Stored records –
--- BEGIN ---
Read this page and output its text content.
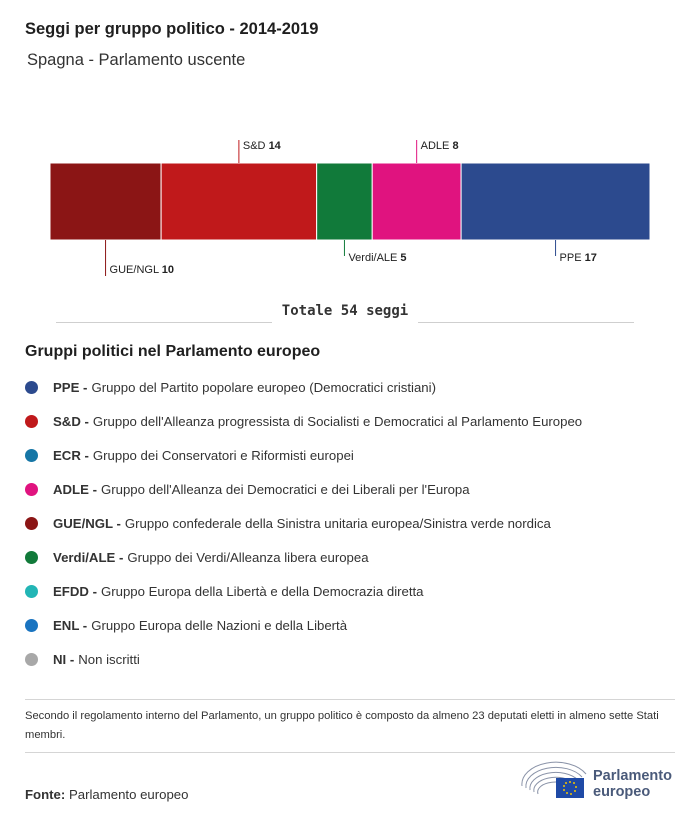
Seggi per gruppo politico - 2014-2019
Spagna - Parlamento uscente
GUE/NGL 10
S&D 14
Verdi/ALE 5
ADLE 8
PPE 17
Totale 54 seggi
Gruppi politici nel Parlamento europeo
PPE - Gruppo del Partito popolare europeo (Democratici cristiani)
S&D - Gruppo dell'Alleanza progressista di Socialisti e Democratici al Parlamento Europeo
ECR - Gruppo dei Conservatori e Riformisti europei
ADLE - Gruppo dell'Alleanza dei Democratici e dei Liberali per l'Europa
GUE/NGL - Gruppo confederale della Sinistra unitaria europea/Sinistra verde nordica
Verdi/ALE - Gruppo dei Verdi/Alleanza libera europea
EFDD - Gruppo Europa della Libertà e della Democrazia diretta
ENL - Gruppo Europa delle Nazioni e della Libertà
NI - Non iscritti
Secondo il regolamento interno del Parlamento, un gruppo politico è composto da almeno 23 deputati eletti in almeno sette Stati membri.
Fonte: Parlamento europeo
Parlamento
europeo
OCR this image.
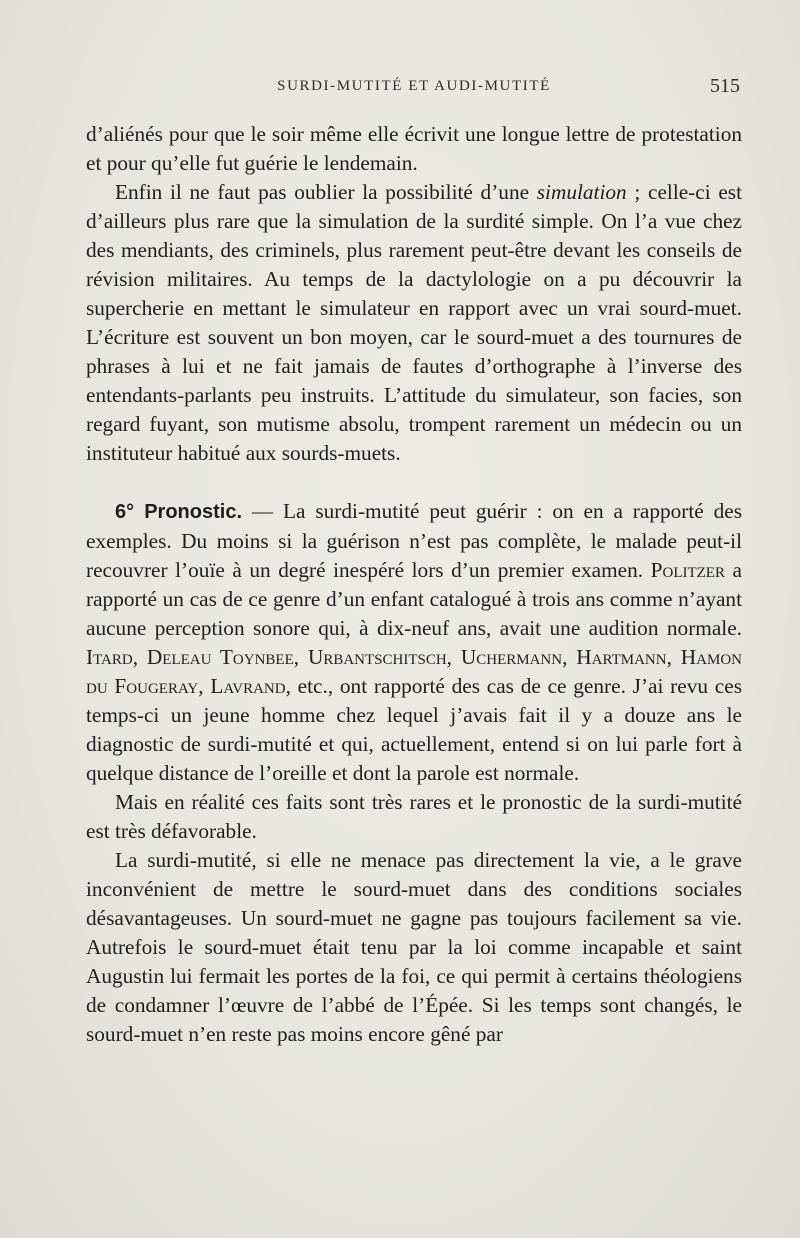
SURDI-MUTITÉ ET AUDI-MUTITÉ	515

d’aliénés pour que le soir même elle écrivit une longue lettre de protestation et pour qu’elle fut guérie le lendemain.

Enfin il ne faut pas oublier la possibilité d’une simulation ; celle-ci est d’ailleurs plus rare que la simulation de la surdité simple. On l’a vue chez des mendiants, des criminels, plus rarement peut-être devant les conseils de révision militaires. Au temps de la dactylologie on a pu découvrir la supercherie en mettant le simulateur en rapport avec un vrai sourd-muet. L’écriture est souvent un bon moyen, car le sourd-muet a des tournures de phrases à lui et ne fait jamais de fautes d’orthographe à l’inverse des entendants-parlants peu instruits. L’attitude du simulateur, son facies, son regard fuyant, son mutisme absolu, trompent rarement un médecin ou un instituteur habitué aux sourds-muets.

6° Pronostic. — La surdi-mutité peut guérir : on en a rapporté des exemples. Du moins si la guérison n’est pas complète, le malade peut-il recouvrer l’ouïe à un degré inespéré lors d’un premier examen. Politzer a rapporté un cas de ce genre d’un enfant catalogué à trois ans comme n’ayant aucune perception sonore qui, à dix-neuf ans, avait une audition normale. Itard, Deleau Toynbee, Urbantschitsch, Uchermann, Hartmann, Hamon du Fougeray, Lavrand, etc., ont rapporté des cas de ce genre. J’ai revu ces temps-ci un jeune homme chez lequel j’avais fait il y a douze ans le diagnostic de surdi-mutité et qui, actuellement, entend si on lui parle fort à quelque distance de l’oreille et dont la parole est normale.

Mais en réalité ces faits sont très rares et le pronostic de la surdi-mutité est très défavorable.

La surdi-mutité, si elle ne menace pas directement la vie, a le grave inconvénient de mettre le sourd-muet dans des conditions sociales désavantageuses. Un sourd-muet ne gagne pas toujours facilement sa vie. Autrefois le sourd-muet était tenu par la loi comme incapable et saint Augustin lui fermait les portes de la foi, ce qui permit à certains théologiens de condamner l’œuvre de l’abbé de l’Épée. Si les temps sont changés, le sourd-muet n’en reste pas moins encore gêné par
--- END ---
Task goal – Only lines with the word "Europa" should be collected from the material.

Full output –
ADLE - Gruppo dell'Alleanza dei Democratici e dei Liberali per l'Europa
EFDD - Gruppo Europa della Libertà e della Democrazia diretta
ENL - Gruppo Europa delle Nazioni e della Libertà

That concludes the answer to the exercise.